* _Part of a data file_
......

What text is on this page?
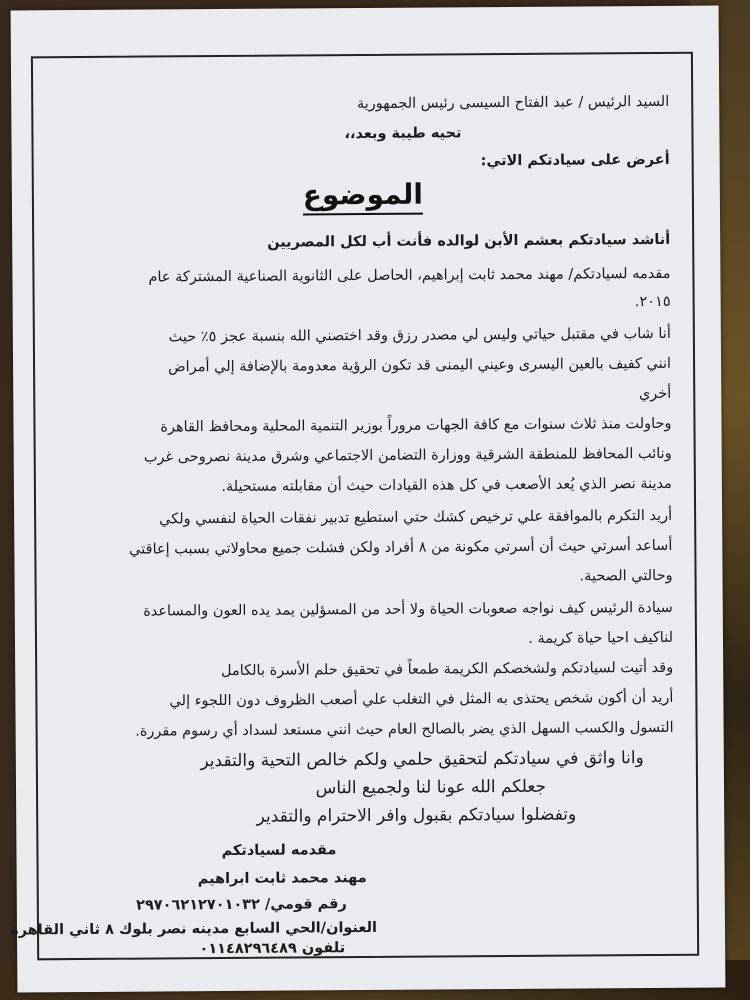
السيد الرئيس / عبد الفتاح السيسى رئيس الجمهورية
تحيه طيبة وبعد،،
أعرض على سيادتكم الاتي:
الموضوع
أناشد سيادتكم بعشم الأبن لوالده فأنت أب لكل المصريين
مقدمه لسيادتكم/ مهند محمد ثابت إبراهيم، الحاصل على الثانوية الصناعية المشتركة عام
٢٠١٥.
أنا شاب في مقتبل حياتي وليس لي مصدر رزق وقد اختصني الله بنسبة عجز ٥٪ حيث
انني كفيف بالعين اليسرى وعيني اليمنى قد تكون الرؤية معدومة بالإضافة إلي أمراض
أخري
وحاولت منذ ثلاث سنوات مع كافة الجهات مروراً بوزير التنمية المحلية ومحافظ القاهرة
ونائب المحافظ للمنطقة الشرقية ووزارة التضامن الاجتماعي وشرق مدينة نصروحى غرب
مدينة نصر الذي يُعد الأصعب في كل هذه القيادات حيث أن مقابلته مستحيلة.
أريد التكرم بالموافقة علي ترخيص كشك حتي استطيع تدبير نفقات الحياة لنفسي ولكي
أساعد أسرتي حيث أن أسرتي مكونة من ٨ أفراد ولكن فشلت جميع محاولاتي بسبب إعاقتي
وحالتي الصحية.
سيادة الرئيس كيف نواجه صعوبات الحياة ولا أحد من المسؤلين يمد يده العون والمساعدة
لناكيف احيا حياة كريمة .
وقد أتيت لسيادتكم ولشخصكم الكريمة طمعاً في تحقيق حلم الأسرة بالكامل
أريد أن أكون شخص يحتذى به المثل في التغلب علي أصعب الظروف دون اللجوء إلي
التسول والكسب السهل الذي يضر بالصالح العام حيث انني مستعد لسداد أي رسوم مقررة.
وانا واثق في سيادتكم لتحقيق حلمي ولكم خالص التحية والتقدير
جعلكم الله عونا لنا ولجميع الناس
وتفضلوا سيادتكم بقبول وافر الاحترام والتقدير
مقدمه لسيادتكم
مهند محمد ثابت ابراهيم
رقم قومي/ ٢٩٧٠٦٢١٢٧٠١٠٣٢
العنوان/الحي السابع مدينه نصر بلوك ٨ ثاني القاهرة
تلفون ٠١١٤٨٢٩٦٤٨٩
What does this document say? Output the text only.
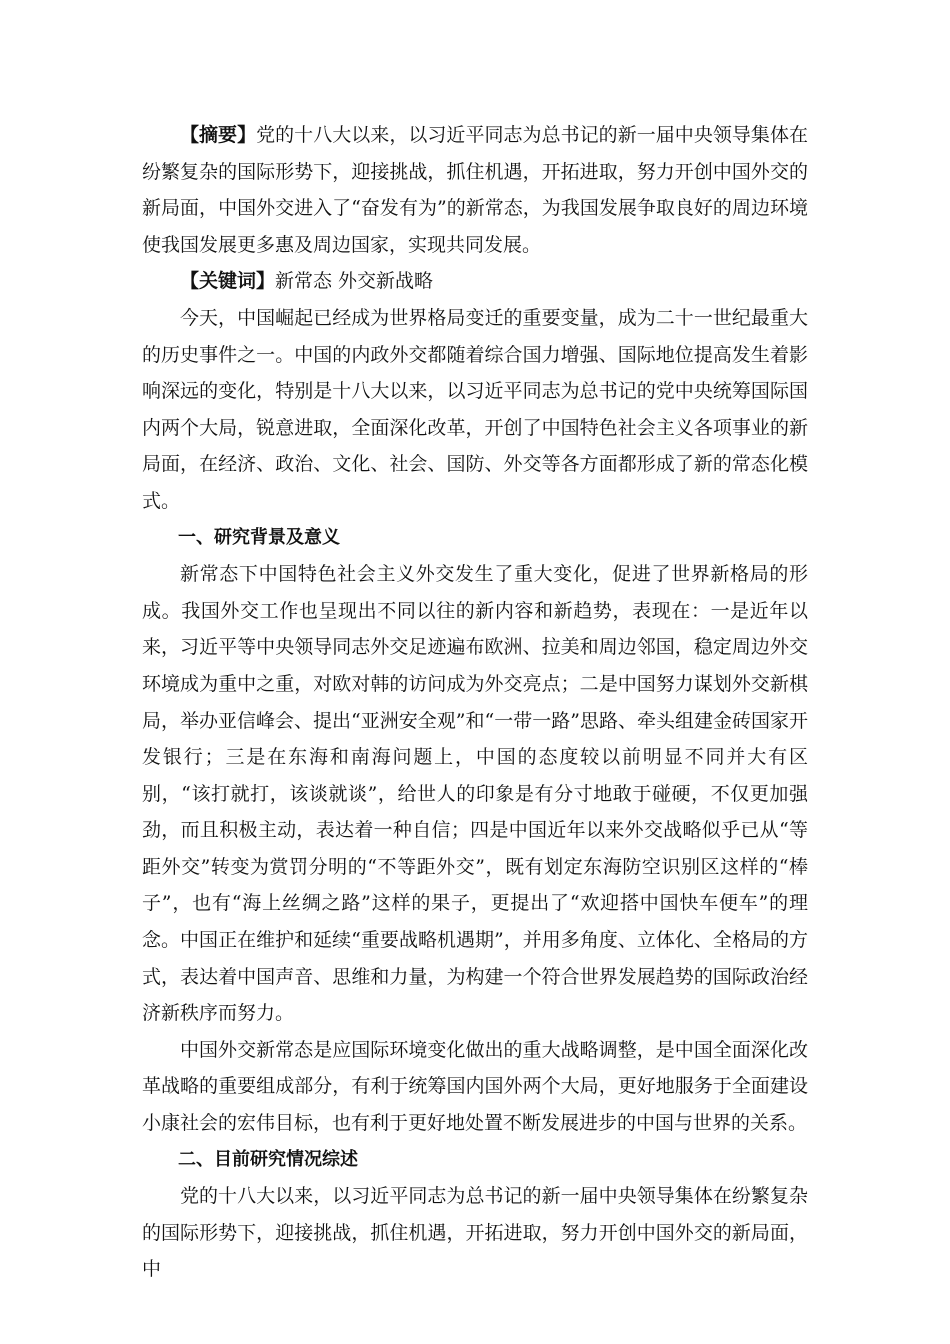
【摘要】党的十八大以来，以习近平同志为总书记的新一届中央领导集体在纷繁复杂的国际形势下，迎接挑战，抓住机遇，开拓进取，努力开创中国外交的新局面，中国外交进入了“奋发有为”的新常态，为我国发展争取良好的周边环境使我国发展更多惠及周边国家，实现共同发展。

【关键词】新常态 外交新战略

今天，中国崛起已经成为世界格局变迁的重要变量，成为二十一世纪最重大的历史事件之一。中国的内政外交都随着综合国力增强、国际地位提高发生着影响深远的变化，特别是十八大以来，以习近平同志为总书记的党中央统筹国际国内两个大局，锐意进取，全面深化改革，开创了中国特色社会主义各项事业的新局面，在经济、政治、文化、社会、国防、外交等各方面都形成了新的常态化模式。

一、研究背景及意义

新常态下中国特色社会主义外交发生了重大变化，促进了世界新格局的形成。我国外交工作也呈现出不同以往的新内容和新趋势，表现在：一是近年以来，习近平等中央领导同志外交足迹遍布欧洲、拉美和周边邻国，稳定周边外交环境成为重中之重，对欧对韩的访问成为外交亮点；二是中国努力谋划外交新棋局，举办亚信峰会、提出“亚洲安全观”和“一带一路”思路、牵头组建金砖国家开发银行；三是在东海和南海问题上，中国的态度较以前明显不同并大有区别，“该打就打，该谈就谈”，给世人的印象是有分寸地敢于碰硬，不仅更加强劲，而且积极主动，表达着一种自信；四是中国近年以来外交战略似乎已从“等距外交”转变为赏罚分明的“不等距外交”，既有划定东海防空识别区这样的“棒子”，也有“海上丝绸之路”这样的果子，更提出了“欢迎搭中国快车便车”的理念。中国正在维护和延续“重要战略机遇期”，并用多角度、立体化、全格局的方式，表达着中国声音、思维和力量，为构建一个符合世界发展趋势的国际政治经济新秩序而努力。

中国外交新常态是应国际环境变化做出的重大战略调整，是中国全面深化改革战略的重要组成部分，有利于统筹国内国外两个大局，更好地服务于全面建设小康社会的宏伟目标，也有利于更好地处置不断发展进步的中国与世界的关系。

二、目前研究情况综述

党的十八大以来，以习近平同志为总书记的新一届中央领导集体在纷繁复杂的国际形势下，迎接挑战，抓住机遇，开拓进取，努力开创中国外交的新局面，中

......

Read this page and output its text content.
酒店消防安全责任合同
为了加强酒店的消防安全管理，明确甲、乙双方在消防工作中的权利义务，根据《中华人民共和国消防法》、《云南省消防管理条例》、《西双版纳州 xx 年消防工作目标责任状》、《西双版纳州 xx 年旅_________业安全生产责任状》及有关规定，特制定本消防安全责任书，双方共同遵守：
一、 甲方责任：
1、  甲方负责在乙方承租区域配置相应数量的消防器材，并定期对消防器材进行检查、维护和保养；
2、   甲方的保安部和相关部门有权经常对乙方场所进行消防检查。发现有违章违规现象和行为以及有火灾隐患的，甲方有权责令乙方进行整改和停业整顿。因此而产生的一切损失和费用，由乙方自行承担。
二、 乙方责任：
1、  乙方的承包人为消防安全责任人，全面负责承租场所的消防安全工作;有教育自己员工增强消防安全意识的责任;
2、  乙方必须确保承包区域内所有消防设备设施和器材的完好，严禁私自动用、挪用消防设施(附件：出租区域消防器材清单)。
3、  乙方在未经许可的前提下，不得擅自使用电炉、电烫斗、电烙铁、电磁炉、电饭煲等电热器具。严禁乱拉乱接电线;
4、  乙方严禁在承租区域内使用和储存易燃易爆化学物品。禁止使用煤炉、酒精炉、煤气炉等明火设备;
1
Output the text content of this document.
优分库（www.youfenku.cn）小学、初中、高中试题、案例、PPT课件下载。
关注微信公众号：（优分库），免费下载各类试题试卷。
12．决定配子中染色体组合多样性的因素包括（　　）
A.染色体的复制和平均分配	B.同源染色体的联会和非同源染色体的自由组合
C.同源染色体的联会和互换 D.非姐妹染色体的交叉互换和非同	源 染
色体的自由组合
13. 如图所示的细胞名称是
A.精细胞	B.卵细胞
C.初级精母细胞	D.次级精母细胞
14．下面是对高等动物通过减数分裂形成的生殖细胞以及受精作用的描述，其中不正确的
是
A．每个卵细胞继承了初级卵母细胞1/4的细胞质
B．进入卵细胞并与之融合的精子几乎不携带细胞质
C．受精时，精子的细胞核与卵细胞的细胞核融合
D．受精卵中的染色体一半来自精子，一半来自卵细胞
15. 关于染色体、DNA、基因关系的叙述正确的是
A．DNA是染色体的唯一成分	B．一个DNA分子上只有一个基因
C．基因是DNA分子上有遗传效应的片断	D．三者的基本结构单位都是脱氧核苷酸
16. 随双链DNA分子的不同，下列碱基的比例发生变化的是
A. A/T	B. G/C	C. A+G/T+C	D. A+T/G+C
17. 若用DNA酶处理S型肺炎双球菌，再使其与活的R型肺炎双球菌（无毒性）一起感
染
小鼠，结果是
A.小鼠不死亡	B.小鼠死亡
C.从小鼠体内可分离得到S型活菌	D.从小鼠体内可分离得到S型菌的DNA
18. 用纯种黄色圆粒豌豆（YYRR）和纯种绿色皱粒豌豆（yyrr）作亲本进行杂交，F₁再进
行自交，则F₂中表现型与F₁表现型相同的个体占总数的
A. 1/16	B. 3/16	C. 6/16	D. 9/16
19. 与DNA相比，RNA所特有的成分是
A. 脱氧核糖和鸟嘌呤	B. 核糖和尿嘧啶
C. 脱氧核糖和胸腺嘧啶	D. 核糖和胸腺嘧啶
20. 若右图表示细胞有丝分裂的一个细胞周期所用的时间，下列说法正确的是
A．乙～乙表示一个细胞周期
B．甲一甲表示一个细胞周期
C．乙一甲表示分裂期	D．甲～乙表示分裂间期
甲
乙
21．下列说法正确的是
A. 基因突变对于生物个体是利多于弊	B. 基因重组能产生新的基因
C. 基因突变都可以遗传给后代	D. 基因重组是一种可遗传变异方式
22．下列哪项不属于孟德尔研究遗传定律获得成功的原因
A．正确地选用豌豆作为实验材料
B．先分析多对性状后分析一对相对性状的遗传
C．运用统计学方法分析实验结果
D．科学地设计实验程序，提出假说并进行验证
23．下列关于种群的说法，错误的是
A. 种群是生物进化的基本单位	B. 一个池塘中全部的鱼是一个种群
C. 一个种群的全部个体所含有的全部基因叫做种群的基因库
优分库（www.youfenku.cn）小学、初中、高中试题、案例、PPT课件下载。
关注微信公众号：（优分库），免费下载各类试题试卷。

......

* _Description of the task_
Filter lines by "مدينة" and return each hit.

* _Exercise result_
ونائب المحافظ للمنطقة الشرقية ووزارة التضامن الاجتماعي وشرق مدينة نصروحى غرب
مدينة نصر الذي يُعد الأصعب في كل هذه القيادات حيث أن مقابلته مستحيلة.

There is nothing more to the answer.